» Description of the task: Set out the lines below as a Markdown table with two columns, No. for the row number and Line for the line itself. Skip blank lines and leave out the pictures.

## START

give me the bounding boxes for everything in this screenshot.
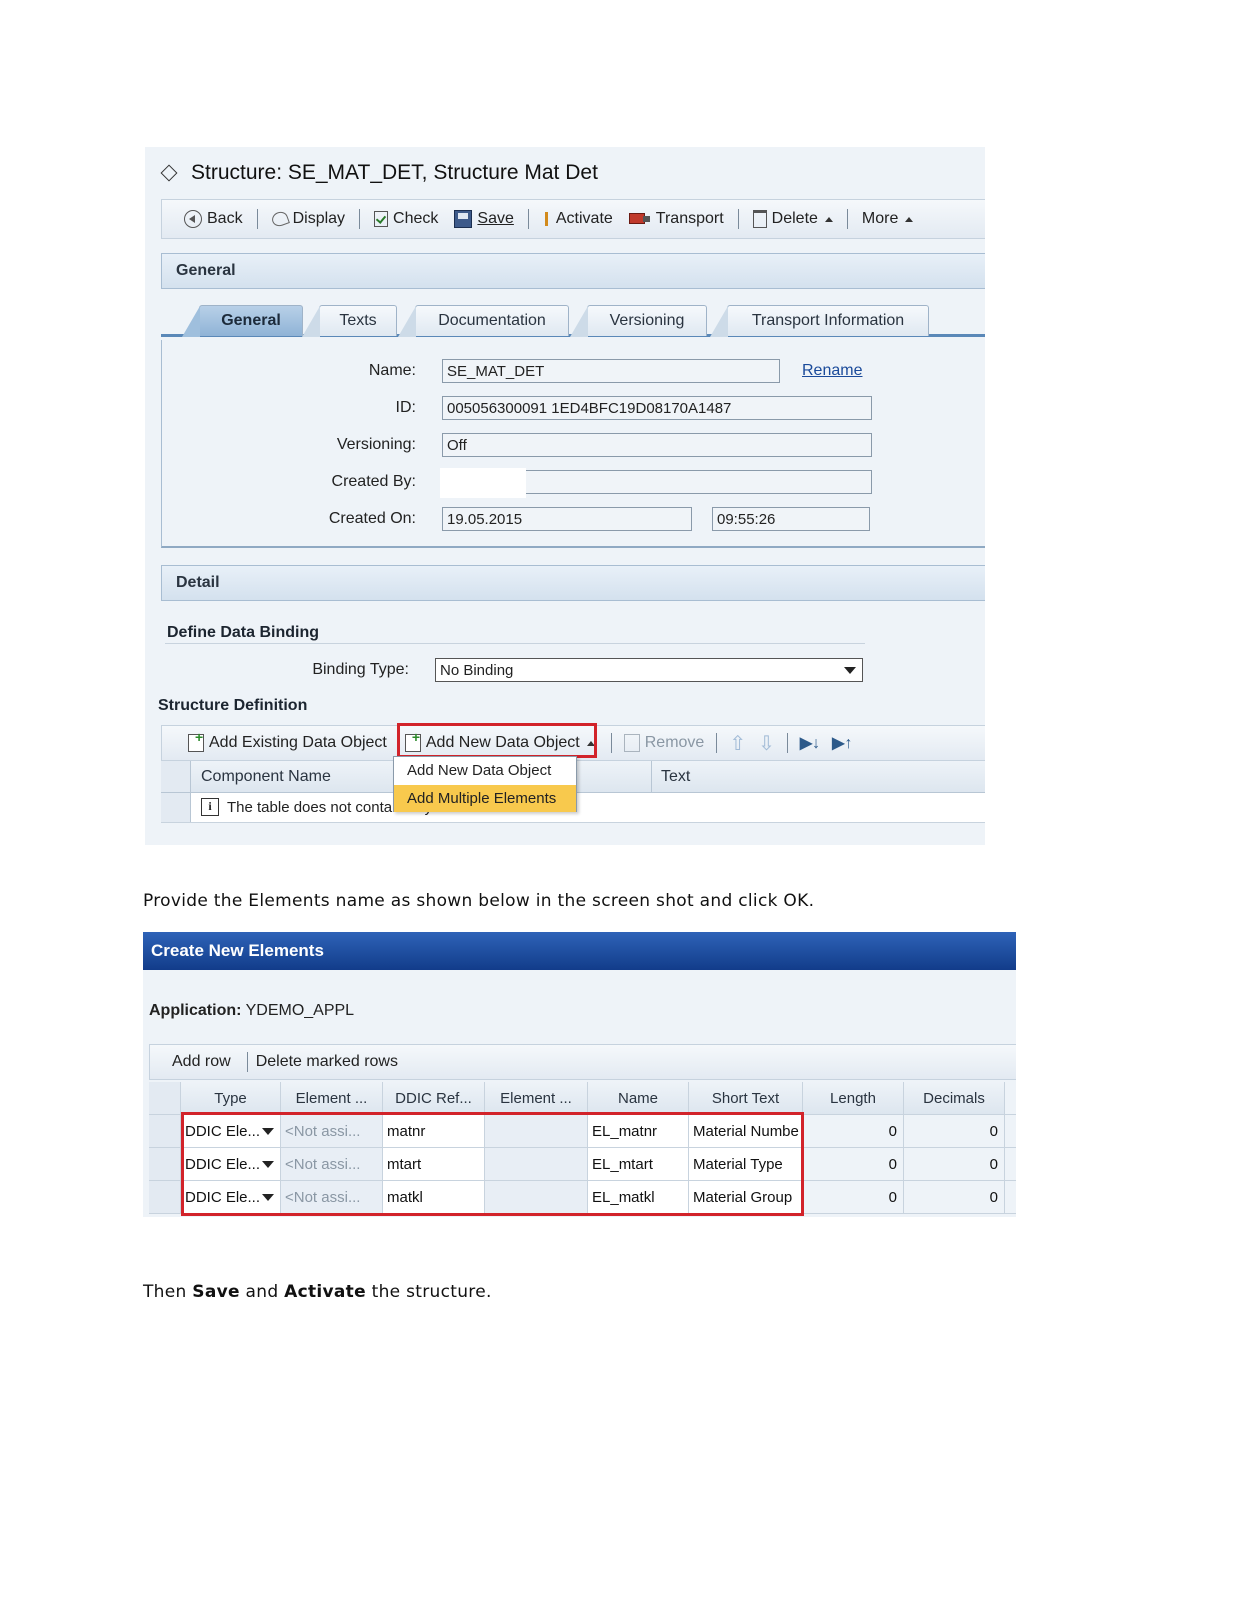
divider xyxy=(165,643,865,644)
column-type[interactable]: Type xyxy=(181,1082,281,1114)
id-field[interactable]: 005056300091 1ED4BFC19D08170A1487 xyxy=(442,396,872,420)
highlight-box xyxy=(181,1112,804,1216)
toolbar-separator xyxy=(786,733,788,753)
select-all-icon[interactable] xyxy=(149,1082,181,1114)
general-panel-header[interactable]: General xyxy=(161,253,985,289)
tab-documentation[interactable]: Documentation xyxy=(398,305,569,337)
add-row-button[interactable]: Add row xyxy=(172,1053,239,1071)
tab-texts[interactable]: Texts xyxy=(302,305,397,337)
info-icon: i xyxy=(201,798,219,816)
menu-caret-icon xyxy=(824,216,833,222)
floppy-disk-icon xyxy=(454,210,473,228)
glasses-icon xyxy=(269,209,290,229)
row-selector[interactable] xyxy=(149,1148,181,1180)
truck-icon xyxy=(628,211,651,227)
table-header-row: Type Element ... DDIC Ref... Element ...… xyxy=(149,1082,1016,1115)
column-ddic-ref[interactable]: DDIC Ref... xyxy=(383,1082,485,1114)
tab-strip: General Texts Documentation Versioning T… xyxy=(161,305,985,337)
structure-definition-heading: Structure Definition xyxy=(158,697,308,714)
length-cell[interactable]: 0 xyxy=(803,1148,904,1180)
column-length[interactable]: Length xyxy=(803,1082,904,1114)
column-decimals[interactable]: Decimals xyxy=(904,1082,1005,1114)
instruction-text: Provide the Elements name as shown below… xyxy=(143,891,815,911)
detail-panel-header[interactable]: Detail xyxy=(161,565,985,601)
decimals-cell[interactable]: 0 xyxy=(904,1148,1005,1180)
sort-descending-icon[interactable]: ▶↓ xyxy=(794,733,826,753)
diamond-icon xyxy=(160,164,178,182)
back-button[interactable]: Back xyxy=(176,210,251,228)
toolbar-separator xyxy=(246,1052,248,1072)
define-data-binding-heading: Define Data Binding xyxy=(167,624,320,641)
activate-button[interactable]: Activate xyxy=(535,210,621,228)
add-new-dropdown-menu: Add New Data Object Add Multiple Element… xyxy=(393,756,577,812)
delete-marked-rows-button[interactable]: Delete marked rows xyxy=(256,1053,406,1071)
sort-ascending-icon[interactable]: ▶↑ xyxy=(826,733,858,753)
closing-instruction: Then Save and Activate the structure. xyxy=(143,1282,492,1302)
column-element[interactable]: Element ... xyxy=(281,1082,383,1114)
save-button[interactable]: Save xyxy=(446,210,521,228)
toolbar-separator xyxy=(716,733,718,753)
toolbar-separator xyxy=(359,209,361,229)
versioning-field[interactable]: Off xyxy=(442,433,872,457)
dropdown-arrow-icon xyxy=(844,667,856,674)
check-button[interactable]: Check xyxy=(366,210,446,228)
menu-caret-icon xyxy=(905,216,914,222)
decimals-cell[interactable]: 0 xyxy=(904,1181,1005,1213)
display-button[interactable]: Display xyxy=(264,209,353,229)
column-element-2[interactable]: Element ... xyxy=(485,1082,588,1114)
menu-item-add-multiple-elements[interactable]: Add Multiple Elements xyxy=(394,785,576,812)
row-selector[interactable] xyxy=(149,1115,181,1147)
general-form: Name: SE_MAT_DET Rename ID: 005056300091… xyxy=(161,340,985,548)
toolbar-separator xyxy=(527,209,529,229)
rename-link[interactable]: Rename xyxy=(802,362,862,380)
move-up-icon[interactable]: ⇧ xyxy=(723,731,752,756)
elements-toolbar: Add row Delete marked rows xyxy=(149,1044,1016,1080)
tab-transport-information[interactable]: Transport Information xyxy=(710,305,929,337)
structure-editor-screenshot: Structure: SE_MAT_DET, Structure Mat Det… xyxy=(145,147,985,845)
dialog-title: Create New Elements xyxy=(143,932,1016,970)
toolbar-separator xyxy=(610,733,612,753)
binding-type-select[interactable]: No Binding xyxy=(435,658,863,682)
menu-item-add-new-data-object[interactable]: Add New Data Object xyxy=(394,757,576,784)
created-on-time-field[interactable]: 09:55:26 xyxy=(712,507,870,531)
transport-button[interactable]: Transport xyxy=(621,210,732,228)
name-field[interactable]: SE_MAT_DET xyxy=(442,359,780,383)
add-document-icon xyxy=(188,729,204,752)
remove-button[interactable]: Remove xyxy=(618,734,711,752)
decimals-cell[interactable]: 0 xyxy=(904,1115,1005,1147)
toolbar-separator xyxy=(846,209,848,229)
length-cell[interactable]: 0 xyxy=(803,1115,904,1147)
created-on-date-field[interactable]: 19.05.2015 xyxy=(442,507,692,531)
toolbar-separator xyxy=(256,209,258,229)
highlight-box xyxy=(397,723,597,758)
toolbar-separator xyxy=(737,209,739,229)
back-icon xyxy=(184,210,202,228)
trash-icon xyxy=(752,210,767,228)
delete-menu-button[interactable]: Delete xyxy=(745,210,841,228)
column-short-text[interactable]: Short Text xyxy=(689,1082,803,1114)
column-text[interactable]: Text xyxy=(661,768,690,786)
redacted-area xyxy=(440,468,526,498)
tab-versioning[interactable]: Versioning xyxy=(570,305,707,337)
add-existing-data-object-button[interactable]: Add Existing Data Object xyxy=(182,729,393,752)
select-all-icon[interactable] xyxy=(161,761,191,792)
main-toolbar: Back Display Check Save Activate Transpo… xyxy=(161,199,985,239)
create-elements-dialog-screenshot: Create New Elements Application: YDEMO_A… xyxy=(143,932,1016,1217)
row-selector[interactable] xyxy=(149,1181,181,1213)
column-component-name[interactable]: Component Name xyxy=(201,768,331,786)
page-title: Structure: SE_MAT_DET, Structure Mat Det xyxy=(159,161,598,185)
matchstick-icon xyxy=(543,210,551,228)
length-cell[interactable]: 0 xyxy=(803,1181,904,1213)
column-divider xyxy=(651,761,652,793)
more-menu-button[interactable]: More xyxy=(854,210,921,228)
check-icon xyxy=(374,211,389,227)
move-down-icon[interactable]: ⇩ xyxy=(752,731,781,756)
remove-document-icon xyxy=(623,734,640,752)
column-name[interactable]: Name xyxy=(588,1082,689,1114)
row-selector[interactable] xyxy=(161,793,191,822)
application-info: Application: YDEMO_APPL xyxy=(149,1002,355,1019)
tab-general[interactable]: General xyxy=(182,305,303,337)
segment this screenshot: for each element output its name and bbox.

## END

» The solution:
| No. | Line |
|---|---|
| 1 | give me the bounding boxes for everything in this screenshot. |
| 2 | divider xyxy=(165,643,865,644) |
| 3 | column-type[interactable]: Type xyxy=(181,1082,281,1114) |
| 4 | id-field[interactable]: 005056300091 1ED4BFC19D08170A1487 xyxy=(442,396,872,420) |
| 5 | highlight-box xyxy=(181,1112,804,1216) |
| 6 | toolbar-separator xyxy=(786,733,788,753) |
| 7 | select-all-icon[interactable] xyxy=(149,1082,181,1114) |
| 8 | general-panel-header[interactable]: General xyxy=(161,253,985,289) |
| 9 | tab-documentation[interactable]: Documentation xyxy=(398,305,569,337) |
| 10 | add-row-button[interactable]: Add row xyxy=(172,1053,239,1071) |
| 11 | tab-texts[interactable]: Texts xyxy=(302,305,397,337) |
| 12 | info-icon: i xyxy=(201,798,219,816) |
| 13 | menu-caret-icon xyxy=(824,216,833,222) |
| 14 | floppy-disk-icon xyxy=(454,210,473,228) |
| 15 | glasses-icon xyxy=(269,209,290,229) |
| 16 | row-selector[interactable] xyxy=(149,1148,181,1180) |
| 17 | truck-icon xyxy=(628,211,651,227) |
| 18 | table-header-row: Type Element ... DDIC Ref... Element ...… xyxy=(149,1082,1016,1115) |
| 19 | column-ddic-ref[interactable]: DDIC Ref... xyxy=(383,1082,485,1114) |
| 20 | tab-strip: General Texts Documentation Versioning T… xyxy=(161,305,985,337) |
| 21 | structure-definition-heading: Structure Definition xyxy=(158,697,308,714) |
| 22 | length-cell[interactable]: 0 xyxy=(803,1148,904,1180) |
| 23 | column-length[interactable]: Length xyxy=(803,1082,904,1114) |
| 24 | column-decimals[interactable]: Decimals xyxy=(904,1082,1005,1114) |
| 25 | instruction-text: Provide the Elements name as shown below… xyxy=(143,891,815,911) |
| 26 | detail-panel-header[interactable]: Detail xyxy=(161,565,985,601) |
| 27 | decimals-cell[interactable]: 0 xyxy=(904,1148,1005,1180) |
| 28 | sort-descending-icon[interactable]: ▶↓ xyxy=(794,733,826,753) |
| 29 | diamond-icon xyxy=(160,164,178,182) |
| 30 | back-button[interactable]: Back xyxy=(176,210,251,228) |
| 31 | toolbar-separator xyxy=(246,1052,248,1072) |
| 32 | define-data-binding-heading: Define Data Binding xyxy=(167,624,320,641) |
| 33 | activate-button[interactable]: Activate xyxy=(535,210,621,228) |
| 34 | add-new-dropdown-menu: Add New Data Object Add Multiple Element… xyxy=(393,756,577,812) |
| 35 | delete-marked-rows-button[interactable]: Delete marked rows xyxy=(256,1053,406,1071) |
| 36 | sort-ascending-icon[interactable]: ▶↑ xyxy=(826,733,858,753) |
| 37 | closing-instruction: Then Save and Activate the structure. xyxy=(143,1282,492,1302) |
| 38 | column-element[interactable]: Element ... xyxy=(281,1082,383,1114) |
| 39 | save-button[interactable]: Save xyxy=(446,210,521,228) |
| 40 | toolbar-separator xyxy=(716,733,718,753) |
| 41 | toolbar-separator xyxy=(359,209,361,229) |
| 42 | versioning-field[interactable]: Off xyxy=(442,433,872,457) |
| 43 | dropdown-arrow-icon xyxy=(844,667,856,674) |
| 44 | check-button[interactable]: Check xyxy=(366,210,446,228) |
| 45 | menu-caret-icon xyxy=(905,216,914,222) |
| 46 | decimals-cell[interactable]: 0 xyxy=(904,1181,1005,1213) |
| 47 | display-button[interactable]: Display xyxy=(264,209,353,229) |
| 48 | column-element-2[interactable]: Element ... xyxy=(485,1082,588,1114) |
| 49 | menu-item-add-multiple-elements[interactable]: Add Multiple Elements xyxy=(394,785,576,812) |
| 50 | row-selector[interactable] xyxy=(149,1115,181,1147) |
| 51 | general-form: Name: SE_MAT_DET Rename ID: 005056300091… xyxy=(161,340,985,548) |
| 52 | toolbar-separator xyxy=(527,209,529,229) |
| 53 | rename-link[interactable]: Rename xyxy=(802,362,862,380) |
| 54 | move-up-icon[interactable]: ⇧ xyxy=(723,731,752,756) |
| 55 | elements-toolbar: Add row Delete marked rows xyxy=(149,1044,1016,1080) |
| 56 | tab-transport-information[interactable]: Transport Information xyxy=(710,305,929,337) |
| 57 | structure-editor-screenshot: Structure: SE_MAT_DET, Structure Mat Det… xyxy=(145,147,985,845) |
| 58 | dialog-title: Create New Elements xyxy=(143,932,1016,970) |
| 59 | toolbar-separator xyxy=(610,733,612,753) |
| 60 | binding-type-select[interactable]: No Binding xyxy=(435,658,863,682) |
| 61 | menu-item-add-new-data-object[interactable]: Add New Data Object xyxy=(394,757,576,784) |
| 62 | created-on-time-field[interactable]: 09:55:26 xyxy=(712,507,870,531) |
| 63 | transport-button[interactable]: Transport xyxy=(621,210,732,228) |
| 64 | name-field[interactable]: SE_MAT_DET xyxy=(442,359,780,383) |
| 65 | add-document-icon xyxy=(188,729,204,752) |
| 66 | remove-button[interactable]: Remove xyxy=(618,734,711,752) |
| 67 | decimals-cell[interactable]: 0 xyxy=(904,1115,1005,1147) |
| 68 | toolbar-separator xyxy=(846,209,848,229) |
| 69 | length-cell[interactable]: 0 xyxy=(803,1115,904,1147) |
| 70 | created-on-date-field[interactable]: 19.05.2015 xyxy=(442,507,692,531) |
| 71 | toolbar-separator xyxy=(256,209,258,229) |
| 72 | highlight-box xyxy=(397,723,597,758) |
| 73 | toolbar-separator xyxy=(737,209,739,229) |
| 74 | back-icon xyxy=(184,210,202,228) |
| 75 | trash-icon xyxy=(752,210,767,228) |
| 76 | delete-menu-button[interactable]: Delete xyxy=(745,210,841,228) |
| 77 | column-short-text[interactable]: Short Text xyxy=(689,1082,803,1114) |
| 78 | column-text[interactable]: Text xyxy=(661,768,690,786) |
| 79 | redacted-area xyxy=(440,468,526,498) |
| 80 | tab-versioning[interactable]: Versioning xyxy=(570,305,707,337) |
| 81 | add-existing-data-object-button[interactable]: Add Existing Data Object xyxy=(182,729,393,752) |
| 82 | select-all-icon[interactable] xyxy=(161,761,191,792) |
| 83 | main-toolbar: Back Display Check Save Activate Transpo… xyxy=(161,199,985,239) |
| 84 | create-elements-dialog-screenshot: Create New Elements Application: YDEMO_A… xyxy=(143,932,1016,1217) |
| 85 | row-selector[interactable] xyxy=(149,1181,181,1213) |
| 86 | column-component-name[interactable]: Component Name xyxy=(201,768,331,786) |
| 87 | page-title: Structure: SE_MAT_DET, Structure Mat Det xyxy=(159,161,598,185) |
| 88 | matchstick-icon xyxy=(543,210,551,228) |
| 89 | length-cell[interactable]: 0 xyxy=(803,1181,904,1213) |
| 90 | column-divider xyxy=(651,761,652,793) |
| 91 | more-menu-button[interactable]: More xyxy=(854,210,921,228) |
| 92 | check-icon xyxy=(374,211,389,227) |
| 93 | move-down-icon[interactable]: ⇩ xyxy=(752,731,781,756) |
| 94 | remove-document-icon xyxy=(623,734,640,752) |
| 95 | column-name[interactable]: Name xyxy=(588,1082,689,1114) |
| 96 | row-selector[interactable] xyxy=(161,793,191,822) |
| 97 | application-info: Application: YDEMO_APPL xyxy=(149,1002,355,1019) |
| 98 | tab-general[interactable]: General xyxy=(182,305,303,337) |
| 99 | segment this screenshot: for each element output its name and bbox. |